**Short task**:
Each line containing the word "name" needs to be copied.

**Records shown**:

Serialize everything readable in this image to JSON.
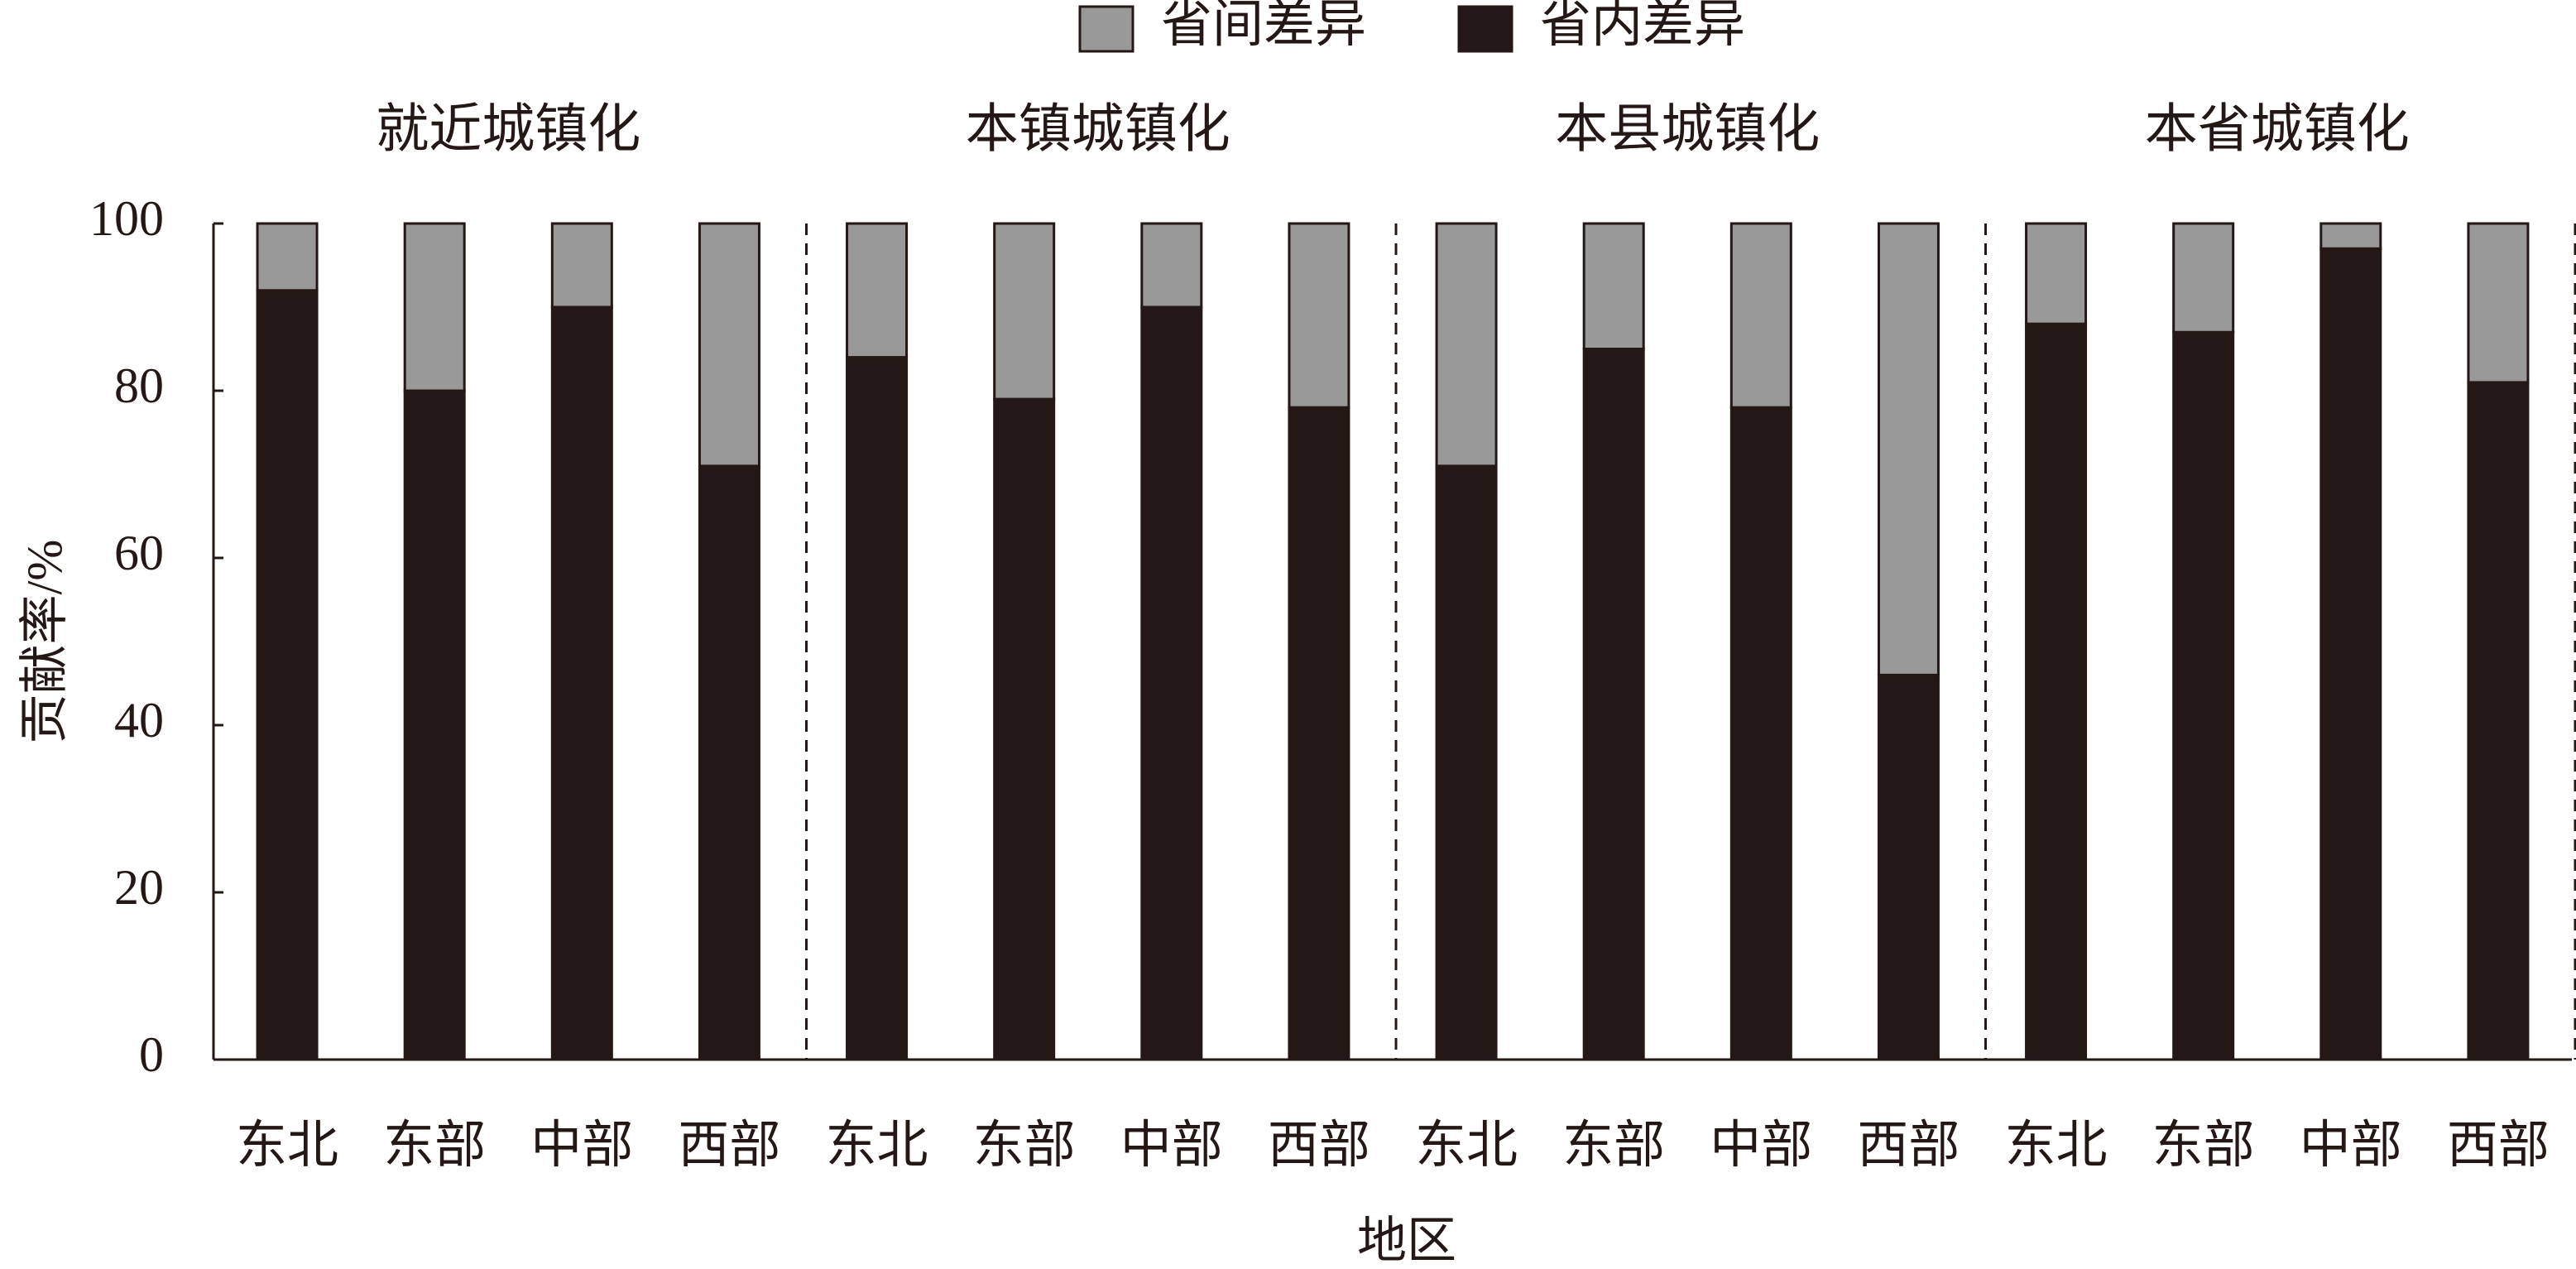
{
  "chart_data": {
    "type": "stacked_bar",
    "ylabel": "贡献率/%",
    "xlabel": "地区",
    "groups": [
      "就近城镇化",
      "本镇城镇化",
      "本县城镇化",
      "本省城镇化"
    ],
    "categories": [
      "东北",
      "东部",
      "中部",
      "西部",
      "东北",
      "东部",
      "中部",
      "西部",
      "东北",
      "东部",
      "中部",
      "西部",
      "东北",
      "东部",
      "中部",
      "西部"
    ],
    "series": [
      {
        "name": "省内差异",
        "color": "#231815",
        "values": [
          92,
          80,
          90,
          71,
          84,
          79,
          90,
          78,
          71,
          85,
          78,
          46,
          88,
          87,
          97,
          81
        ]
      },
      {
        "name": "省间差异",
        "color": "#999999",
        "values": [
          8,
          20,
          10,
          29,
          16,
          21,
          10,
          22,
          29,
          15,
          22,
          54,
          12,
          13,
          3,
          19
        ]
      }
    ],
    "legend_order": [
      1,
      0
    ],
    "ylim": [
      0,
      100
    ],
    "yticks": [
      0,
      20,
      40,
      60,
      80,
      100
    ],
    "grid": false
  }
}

--

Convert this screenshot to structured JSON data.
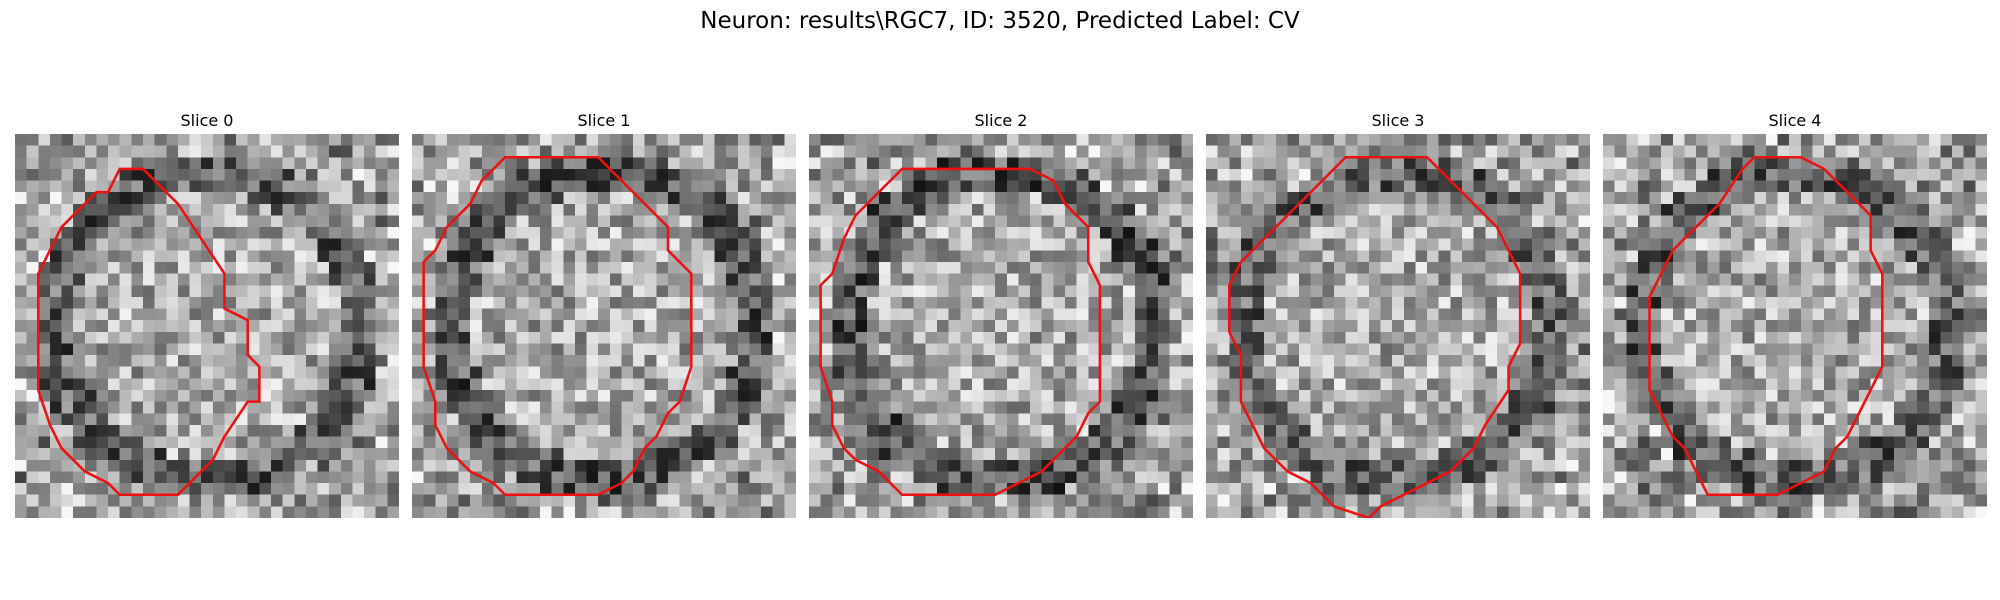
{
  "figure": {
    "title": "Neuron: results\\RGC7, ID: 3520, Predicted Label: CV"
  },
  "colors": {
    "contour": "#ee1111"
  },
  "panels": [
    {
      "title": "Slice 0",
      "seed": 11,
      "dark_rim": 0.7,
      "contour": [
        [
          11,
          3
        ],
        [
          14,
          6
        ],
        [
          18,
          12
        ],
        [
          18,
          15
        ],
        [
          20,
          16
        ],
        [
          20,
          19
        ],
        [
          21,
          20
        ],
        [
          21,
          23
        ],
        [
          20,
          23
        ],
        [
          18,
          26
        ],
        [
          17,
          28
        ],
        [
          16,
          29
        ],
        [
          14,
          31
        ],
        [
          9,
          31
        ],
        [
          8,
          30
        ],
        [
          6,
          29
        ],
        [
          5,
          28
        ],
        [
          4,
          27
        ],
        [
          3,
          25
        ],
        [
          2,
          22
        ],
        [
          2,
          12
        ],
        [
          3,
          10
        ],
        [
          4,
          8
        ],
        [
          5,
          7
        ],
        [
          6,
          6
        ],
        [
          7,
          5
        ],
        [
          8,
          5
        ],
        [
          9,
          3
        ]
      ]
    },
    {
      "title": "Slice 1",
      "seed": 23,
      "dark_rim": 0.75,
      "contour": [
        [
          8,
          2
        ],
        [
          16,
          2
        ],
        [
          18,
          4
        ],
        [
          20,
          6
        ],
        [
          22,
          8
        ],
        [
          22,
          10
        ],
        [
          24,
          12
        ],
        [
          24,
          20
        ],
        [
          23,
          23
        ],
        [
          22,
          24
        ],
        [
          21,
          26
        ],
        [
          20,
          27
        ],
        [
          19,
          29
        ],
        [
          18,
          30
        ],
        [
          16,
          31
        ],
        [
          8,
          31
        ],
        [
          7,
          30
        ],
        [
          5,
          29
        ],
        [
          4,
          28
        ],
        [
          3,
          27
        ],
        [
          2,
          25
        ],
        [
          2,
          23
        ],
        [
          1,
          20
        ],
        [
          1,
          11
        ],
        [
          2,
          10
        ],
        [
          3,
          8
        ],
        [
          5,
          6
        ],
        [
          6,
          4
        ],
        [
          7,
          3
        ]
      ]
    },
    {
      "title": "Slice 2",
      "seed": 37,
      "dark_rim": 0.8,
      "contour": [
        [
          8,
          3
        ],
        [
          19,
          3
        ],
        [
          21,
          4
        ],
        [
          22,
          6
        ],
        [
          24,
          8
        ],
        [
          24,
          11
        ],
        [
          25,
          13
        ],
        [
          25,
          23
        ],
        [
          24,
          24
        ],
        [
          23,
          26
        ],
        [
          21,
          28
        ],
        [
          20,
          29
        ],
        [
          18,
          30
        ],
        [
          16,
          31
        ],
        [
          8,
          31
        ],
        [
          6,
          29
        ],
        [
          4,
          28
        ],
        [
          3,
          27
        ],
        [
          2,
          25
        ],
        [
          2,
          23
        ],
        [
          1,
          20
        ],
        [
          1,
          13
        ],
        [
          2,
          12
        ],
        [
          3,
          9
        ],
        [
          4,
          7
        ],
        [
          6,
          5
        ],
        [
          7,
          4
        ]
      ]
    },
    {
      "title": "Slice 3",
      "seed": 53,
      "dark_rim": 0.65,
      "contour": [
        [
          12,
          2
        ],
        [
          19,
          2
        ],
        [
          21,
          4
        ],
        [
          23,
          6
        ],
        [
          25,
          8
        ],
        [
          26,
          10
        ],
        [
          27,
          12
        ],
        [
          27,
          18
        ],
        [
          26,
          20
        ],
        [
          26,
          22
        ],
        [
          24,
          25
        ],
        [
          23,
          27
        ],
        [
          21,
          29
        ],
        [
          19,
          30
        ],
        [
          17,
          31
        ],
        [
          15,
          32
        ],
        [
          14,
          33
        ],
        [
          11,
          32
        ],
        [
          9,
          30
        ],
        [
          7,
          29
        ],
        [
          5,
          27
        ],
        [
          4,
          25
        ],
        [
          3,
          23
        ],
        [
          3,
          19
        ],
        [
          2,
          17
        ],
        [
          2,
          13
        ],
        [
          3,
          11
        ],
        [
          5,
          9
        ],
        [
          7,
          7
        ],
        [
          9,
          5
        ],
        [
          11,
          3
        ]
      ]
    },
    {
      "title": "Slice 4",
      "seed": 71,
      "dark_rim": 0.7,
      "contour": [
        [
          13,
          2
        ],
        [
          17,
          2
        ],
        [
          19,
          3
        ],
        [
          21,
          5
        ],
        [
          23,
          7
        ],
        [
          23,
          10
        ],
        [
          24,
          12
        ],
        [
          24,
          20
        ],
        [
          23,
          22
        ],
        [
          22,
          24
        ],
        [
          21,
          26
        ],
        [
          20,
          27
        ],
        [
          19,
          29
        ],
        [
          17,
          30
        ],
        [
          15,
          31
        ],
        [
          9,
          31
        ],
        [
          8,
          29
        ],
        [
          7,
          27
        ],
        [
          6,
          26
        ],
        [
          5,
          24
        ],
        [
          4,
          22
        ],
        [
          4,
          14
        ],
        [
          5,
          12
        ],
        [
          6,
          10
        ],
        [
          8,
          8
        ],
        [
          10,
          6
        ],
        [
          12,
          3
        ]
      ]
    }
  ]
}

* * *

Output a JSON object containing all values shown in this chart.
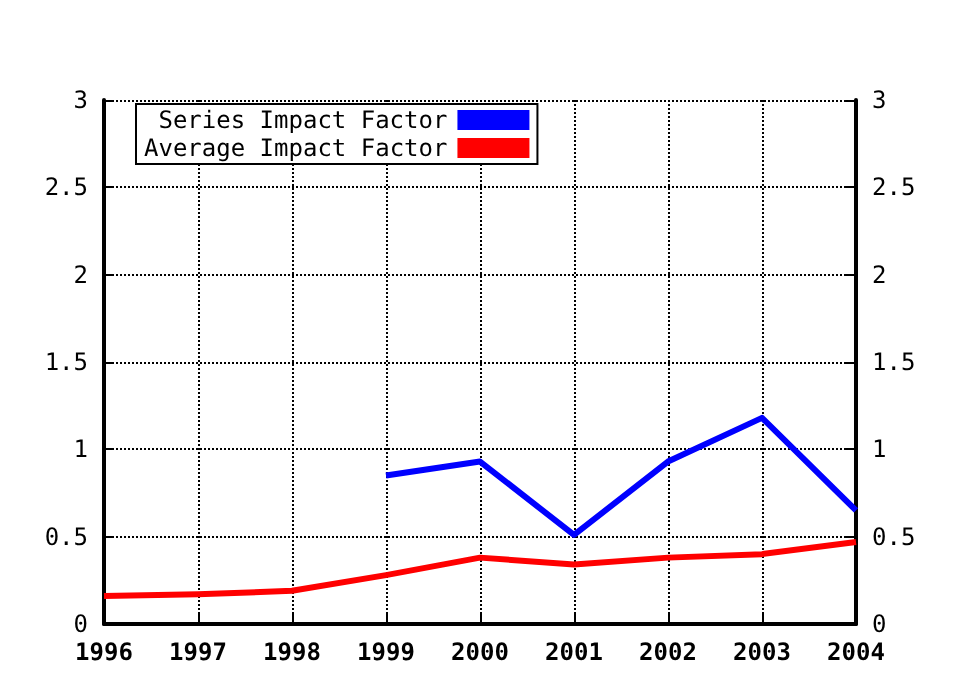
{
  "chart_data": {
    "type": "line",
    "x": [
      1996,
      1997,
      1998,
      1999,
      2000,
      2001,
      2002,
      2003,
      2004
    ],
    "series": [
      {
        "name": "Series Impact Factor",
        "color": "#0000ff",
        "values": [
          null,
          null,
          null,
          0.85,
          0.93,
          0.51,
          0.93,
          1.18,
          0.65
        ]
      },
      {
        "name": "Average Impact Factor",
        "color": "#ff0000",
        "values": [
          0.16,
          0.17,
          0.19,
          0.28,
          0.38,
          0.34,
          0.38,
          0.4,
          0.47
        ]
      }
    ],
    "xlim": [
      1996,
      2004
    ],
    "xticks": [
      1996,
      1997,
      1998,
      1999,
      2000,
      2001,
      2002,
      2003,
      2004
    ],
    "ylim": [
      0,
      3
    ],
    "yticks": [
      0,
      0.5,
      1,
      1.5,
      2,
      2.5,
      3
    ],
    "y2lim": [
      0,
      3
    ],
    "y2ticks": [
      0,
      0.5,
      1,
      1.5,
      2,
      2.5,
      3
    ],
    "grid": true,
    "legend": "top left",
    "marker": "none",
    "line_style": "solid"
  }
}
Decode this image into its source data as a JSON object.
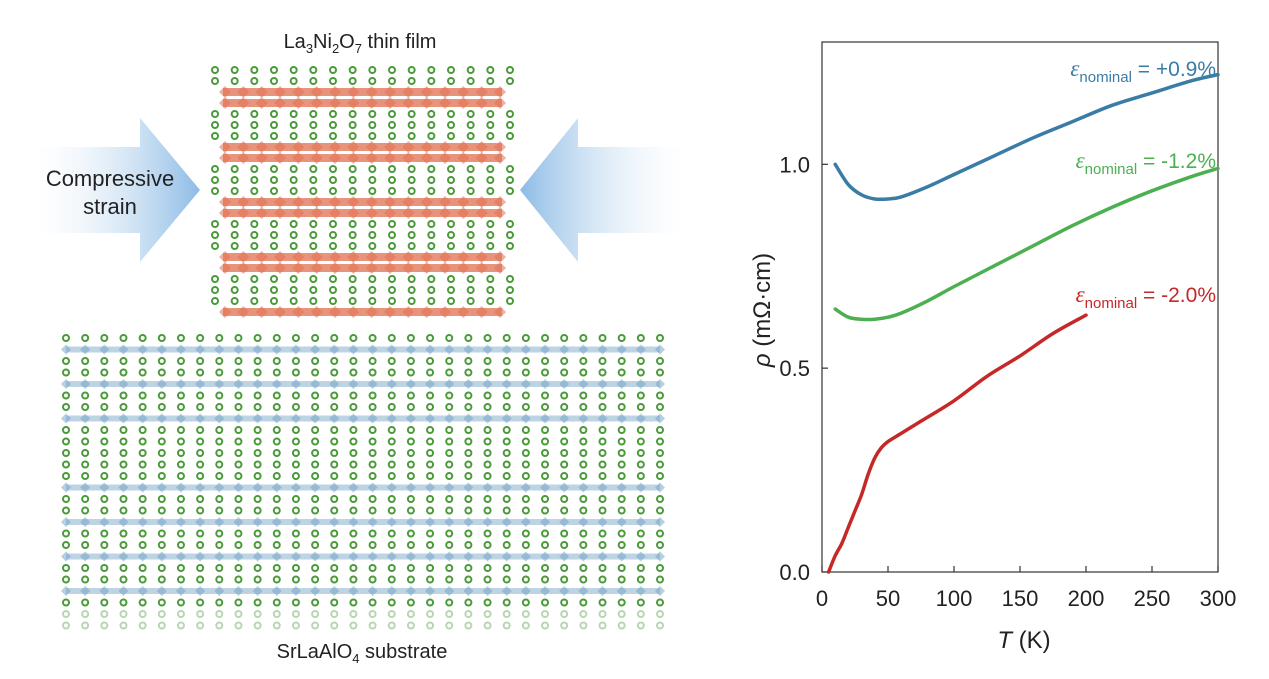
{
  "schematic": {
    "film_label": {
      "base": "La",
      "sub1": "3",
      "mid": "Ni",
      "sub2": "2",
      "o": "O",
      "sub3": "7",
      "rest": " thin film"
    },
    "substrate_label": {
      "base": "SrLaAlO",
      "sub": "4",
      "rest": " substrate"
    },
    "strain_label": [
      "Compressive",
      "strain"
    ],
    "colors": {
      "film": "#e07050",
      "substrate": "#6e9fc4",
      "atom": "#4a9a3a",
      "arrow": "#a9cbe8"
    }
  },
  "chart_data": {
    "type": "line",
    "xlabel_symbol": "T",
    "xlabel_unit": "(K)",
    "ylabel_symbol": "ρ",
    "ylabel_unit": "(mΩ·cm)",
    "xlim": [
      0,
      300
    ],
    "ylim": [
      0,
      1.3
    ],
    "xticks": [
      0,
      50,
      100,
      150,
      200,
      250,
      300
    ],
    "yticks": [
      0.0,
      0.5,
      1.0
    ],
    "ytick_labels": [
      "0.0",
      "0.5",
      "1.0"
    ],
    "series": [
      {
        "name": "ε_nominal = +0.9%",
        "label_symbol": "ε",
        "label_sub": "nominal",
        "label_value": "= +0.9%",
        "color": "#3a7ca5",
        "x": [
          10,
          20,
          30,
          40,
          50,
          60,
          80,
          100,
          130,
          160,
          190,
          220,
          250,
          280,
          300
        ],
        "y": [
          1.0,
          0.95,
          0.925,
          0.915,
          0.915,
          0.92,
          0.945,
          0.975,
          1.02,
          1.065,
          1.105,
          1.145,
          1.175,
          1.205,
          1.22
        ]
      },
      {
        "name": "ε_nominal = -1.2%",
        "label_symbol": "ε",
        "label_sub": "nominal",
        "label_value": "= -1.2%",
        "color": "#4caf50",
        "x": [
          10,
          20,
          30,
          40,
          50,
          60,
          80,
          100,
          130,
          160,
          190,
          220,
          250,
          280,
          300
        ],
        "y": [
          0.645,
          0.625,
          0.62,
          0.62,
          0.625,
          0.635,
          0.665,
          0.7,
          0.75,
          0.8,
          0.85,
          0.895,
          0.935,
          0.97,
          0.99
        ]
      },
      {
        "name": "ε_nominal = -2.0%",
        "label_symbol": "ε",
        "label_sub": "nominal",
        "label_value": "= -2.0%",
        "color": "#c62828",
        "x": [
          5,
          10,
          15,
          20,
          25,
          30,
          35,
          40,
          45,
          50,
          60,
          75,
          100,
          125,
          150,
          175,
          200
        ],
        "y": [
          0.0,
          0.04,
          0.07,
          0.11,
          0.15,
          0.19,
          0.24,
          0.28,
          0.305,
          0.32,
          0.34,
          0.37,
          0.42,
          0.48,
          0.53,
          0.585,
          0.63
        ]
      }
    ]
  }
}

**In response**:
        "name": "省内差异",
        "name": "省间差异",
        "name": "Series Impact Factor",
        "name": "Average Impact Factor",
        "name": "ε_nominal = +0.9%",
        "name": "ε_nominal = -1.2%",
        "name": "ε_nominal = -2.0%",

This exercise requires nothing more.